**Objective**
Please transcribe the passage in the Van den Bergh article verbatim, starting at the words "Dimitri van den" and stopping after "a clean slate.".

Dimitri van den Bergh recently appeared on the
Tops & Tales podcast with PDC referee
Huw Ware. The former World Matchplay champion looked back, among other things, on the past year, when he says he “lost himself for a bit”.
Van den Bergh hit a serious dip in 2025 and ultimately decided not to touch his darts for the final months of the year until the World Championship, hoping to start again with a clean slate.
When Ware asked how he looks back on 2025, Van den Bergh was clear with his answer: “Definitely a year of struggles. A year of finding your path again. A year of starting over, taking a step back to come back stronger.”
‘A year of struggles’
He said he lost some of his love for the sport because of what he was going through. “I’m still battling with myself and working with myself to improve. But there was a time I was working against me and instead of doing it the way I needed to do, I was like, ‘I’ve got to walk away because it’s getting too much for me.’”

**Given data**
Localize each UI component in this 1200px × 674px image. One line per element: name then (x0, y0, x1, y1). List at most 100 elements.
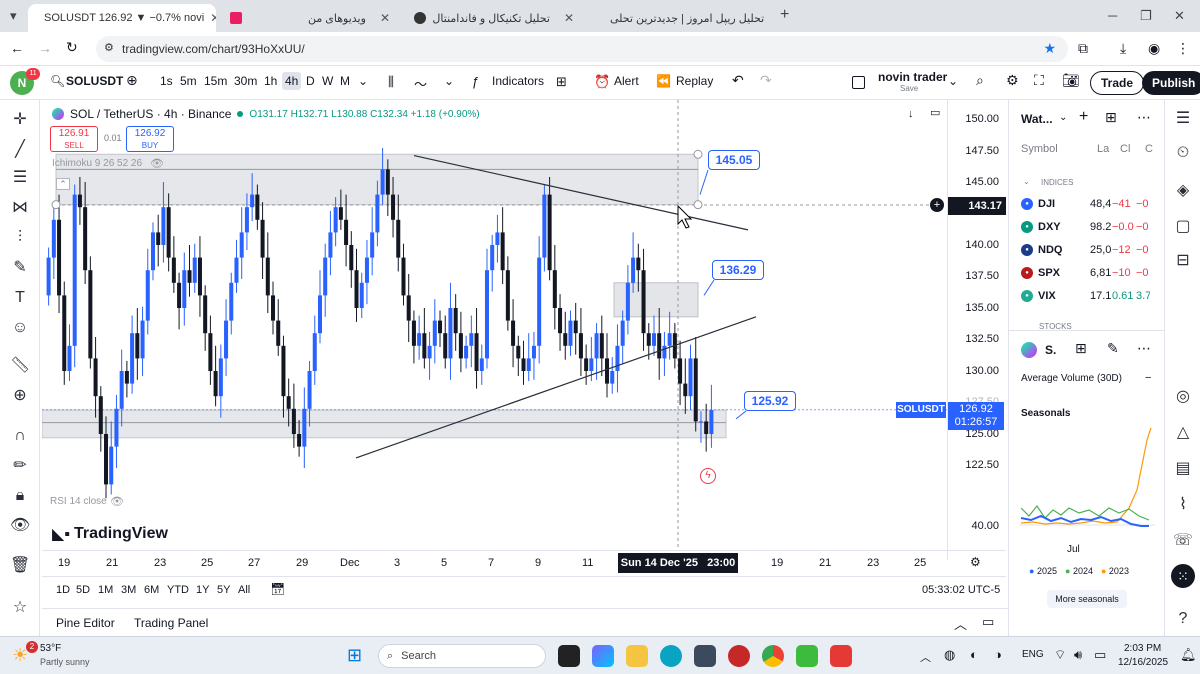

**Response to the exercise**
Dimitri van den Bergh recently appeared on the
Tops & Tales podcast with PDC referee
Huw Ware. The former World Matchplay champion looked back, among other things, on the past year, when he says he “lost himself for a bit”.
Van den Bergh hit a serious dip in 2025 and ultimately decided not to touch his darts for the final months of the year until the World Championship, hoping to start again with a clean slate.